Data items –
[Begin]
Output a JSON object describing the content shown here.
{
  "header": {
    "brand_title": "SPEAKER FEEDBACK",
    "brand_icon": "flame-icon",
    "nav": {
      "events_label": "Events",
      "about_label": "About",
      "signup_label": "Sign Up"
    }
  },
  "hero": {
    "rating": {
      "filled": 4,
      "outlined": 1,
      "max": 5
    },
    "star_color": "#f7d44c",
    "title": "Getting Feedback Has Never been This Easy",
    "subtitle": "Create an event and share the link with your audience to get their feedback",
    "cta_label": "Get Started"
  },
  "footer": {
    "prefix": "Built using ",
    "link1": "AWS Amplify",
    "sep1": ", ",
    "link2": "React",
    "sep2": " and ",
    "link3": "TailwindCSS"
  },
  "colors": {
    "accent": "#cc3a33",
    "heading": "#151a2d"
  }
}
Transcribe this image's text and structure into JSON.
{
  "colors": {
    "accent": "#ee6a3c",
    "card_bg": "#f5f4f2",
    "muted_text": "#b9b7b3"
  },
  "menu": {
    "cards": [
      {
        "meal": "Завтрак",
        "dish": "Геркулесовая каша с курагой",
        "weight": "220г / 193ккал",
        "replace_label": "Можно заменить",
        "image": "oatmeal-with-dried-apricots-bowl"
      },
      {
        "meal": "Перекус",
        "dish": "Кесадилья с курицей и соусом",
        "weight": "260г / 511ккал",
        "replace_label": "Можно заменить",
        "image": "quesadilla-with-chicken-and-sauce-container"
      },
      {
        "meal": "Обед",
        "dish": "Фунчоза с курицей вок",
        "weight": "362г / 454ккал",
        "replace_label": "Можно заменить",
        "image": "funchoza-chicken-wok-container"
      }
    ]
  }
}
[End]
TASK TO CARRY OUT – Copy out every entry again, exactly as it was given.

CORRECT ANSWER –
Output a JSON object describing the content shown here.
{
  "header": {
    "brand_title": "SPEAKER FEEDBACK",
    "brand_icon": "flame-icon",
    "nav": {
      "events_label": "Events",
      "about_label": "About",
      "signup_label": "Sign Up"
    }
  },
  "hero": {
    "rating": {
      "filled": 4,
      "outlined": 1,
      "max": 5
    },
    "star_color": "#f7d44c",
    "title": "Getting Feedback Has Never been This Easy",
    "subtitle": "Create an event and share the link with your audience to get their feedback",
    "cta_label": "Get Started"
  },
  "footer": {
    "prefix": "Built using ",
    "link1": "AWS Amplify",
    "sep1": ", ",
    "link2": "React",
    "sep2": " and ",
    "link3": "TailwindCSS"
  },
  "colors": {
    "accent": "#cc3a33",
    "heading": "#151a2d"
  }
}
Transcribe this image's text and structure into JSON.
{
  "colors": {
    "accent": "#ee6a3c",
    "card_bg": "#f5f4f2",
    "muted_text": "#b9b7b3"
  },
  "menu": {
    "cards": [
      {
        "meal": "Завтрак",
        "dish": "Геркулесовая каша с курагой",
        "weight": "220г / 193ккал",
        "replace_label": "Можно заменить",
        "image": "oatmeal-with-dried-apricots-bowl"
      },
      {
        "meal": "Перекус",
        "dish": "Кесадилья с курицей и соусом",
        "weight": "260г / 511ккал",
        "replace_label": "Можно заменить",
        "image": "quesadilla-with-chicken-and-sauce-container"
      },
      {
        "meal": "Обед",
        "dish": "Фунчоза с курицей вок",
        "weight": "362г / 454ккал",
        "replace_label": "Можно заменить",
        "image": "funchoza-chicken-wok-container"
      }
    ]
  }
}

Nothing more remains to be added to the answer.